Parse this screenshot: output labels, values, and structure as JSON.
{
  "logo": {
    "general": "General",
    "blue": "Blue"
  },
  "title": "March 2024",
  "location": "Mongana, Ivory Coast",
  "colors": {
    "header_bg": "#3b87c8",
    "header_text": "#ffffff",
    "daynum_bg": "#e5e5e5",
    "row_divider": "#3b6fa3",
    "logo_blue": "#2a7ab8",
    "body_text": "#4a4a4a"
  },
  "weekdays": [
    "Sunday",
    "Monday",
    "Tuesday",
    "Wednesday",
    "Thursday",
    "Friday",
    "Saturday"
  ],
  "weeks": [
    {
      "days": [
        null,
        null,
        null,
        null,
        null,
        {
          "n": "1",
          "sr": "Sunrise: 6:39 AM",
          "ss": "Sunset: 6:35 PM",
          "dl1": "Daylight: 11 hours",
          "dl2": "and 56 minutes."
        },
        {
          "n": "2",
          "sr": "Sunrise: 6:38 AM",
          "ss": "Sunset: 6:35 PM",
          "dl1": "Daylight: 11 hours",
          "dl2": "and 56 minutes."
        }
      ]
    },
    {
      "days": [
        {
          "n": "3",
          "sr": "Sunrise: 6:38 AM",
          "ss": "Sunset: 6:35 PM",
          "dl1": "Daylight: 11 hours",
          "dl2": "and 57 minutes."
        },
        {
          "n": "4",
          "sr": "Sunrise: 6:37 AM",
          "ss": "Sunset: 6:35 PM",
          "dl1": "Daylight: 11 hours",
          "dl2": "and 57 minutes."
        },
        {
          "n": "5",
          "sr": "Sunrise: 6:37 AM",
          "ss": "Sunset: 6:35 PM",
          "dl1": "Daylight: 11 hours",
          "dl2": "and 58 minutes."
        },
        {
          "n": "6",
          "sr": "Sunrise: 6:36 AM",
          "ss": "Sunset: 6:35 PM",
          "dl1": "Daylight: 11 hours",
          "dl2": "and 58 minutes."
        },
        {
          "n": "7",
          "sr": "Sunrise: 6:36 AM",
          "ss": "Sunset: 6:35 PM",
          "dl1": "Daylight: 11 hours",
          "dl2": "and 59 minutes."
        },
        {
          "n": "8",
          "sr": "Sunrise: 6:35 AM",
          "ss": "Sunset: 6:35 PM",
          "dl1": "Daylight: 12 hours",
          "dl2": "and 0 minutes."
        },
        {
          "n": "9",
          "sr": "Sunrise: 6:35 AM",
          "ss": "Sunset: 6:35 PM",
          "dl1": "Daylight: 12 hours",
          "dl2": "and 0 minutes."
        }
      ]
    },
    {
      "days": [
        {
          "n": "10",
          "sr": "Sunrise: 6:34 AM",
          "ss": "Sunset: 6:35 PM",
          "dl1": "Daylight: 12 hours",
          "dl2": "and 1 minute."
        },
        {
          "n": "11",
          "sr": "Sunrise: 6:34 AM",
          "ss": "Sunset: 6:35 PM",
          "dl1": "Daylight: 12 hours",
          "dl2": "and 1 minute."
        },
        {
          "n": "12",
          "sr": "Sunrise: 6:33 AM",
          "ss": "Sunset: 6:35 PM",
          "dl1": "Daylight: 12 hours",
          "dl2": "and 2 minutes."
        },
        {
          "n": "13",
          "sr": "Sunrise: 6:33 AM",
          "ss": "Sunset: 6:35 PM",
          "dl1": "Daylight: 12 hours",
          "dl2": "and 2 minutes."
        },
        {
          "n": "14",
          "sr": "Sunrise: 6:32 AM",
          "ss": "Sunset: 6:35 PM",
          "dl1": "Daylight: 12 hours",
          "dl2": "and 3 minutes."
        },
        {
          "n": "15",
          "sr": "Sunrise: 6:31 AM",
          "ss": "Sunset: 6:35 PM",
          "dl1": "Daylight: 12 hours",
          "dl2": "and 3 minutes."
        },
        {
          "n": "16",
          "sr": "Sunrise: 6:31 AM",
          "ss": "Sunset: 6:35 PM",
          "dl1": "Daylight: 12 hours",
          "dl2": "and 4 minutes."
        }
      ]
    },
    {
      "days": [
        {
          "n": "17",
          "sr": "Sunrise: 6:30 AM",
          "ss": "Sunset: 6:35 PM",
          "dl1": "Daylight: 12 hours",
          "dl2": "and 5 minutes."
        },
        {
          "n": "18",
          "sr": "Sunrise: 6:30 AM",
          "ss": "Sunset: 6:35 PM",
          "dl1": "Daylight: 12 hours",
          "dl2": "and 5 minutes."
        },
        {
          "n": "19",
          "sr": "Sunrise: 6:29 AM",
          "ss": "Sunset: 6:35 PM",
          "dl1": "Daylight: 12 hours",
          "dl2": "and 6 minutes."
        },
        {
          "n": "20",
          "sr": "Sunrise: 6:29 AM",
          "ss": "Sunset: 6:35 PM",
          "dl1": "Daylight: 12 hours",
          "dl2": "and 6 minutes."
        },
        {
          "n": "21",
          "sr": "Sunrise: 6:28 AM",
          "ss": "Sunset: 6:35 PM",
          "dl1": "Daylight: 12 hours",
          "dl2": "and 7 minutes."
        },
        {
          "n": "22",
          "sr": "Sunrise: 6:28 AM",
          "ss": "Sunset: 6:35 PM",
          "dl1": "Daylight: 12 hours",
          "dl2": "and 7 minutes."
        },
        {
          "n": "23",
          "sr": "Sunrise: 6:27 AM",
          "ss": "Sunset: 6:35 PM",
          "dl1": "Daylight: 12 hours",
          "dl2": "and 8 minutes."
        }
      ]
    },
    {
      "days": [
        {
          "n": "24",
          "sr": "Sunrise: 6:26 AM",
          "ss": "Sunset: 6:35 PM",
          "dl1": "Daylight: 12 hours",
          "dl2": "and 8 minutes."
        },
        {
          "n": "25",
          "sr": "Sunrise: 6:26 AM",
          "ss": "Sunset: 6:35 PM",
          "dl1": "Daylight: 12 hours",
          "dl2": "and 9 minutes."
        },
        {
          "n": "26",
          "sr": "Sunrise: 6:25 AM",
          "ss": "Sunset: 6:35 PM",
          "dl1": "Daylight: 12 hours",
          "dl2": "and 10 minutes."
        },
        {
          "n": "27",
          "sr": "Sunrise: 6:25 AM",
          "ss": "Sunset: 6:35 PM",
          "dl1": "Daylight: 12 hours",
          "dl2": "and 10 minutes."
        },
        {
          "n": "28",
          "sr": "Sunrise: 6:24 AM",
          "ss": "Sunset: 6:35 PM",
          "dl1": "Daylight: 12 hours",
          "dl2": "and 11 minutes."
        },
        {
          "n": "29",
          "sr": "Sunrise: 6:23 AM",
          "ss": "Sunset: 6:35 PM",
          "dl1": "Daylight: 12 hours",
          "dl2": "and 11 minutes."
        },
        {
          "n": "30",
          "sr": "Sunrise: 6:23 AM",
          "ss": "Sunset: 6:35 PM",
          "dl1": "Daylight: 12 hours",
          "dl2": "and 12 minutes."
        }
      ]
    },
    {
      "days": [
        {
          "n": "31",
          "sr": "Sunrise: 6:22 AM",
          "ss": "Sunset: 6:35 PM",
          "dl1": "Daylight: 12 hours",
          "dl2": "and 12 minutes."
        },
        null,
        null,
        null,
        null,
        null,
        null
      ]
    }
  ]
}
---
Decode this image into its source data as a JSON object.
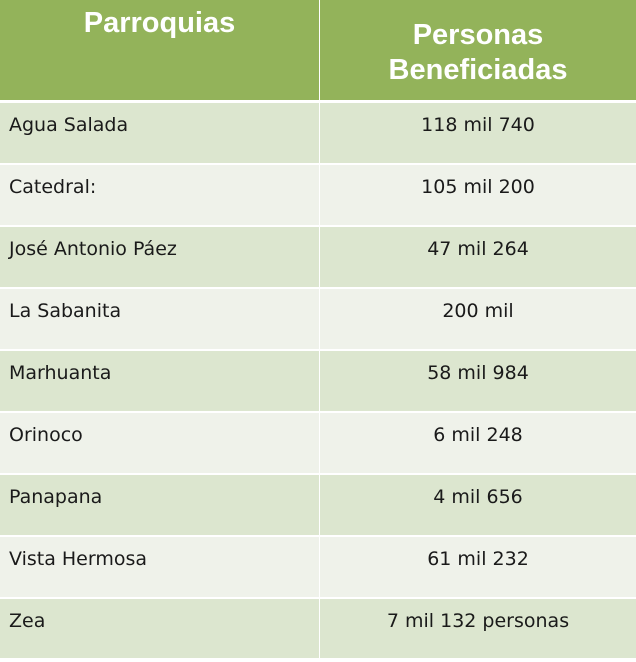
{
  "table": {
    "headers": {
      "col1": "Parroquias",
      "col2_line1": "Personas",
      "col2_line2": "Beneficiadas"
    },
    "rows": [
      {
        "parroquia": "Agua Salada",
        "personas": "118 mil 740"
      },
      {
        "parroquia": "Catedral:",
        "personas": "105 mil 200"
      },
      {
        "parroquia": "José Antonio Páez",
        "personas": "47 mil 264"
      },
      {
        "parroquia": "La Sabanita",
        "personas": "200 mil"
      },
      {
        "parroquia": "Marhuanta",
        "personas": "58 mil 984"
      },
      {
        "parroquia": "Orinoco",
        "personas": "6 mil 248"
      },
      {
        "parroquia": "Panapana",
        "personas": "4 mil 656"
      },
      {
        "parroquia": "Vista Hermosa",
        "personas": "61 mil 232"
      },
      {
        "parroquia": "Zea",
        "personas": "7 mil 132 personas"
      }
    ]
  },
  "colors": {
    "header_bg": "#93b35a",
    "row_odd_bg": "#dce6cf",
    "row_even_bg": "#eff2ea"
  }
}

- [Given instruction]
Copy each line of the preceding data that contains the string "JSON".

- [Answer to the problem]
Parse this screenshot: output labels, values, and structure as JSON.
Decode this image into its source data as a JSON object.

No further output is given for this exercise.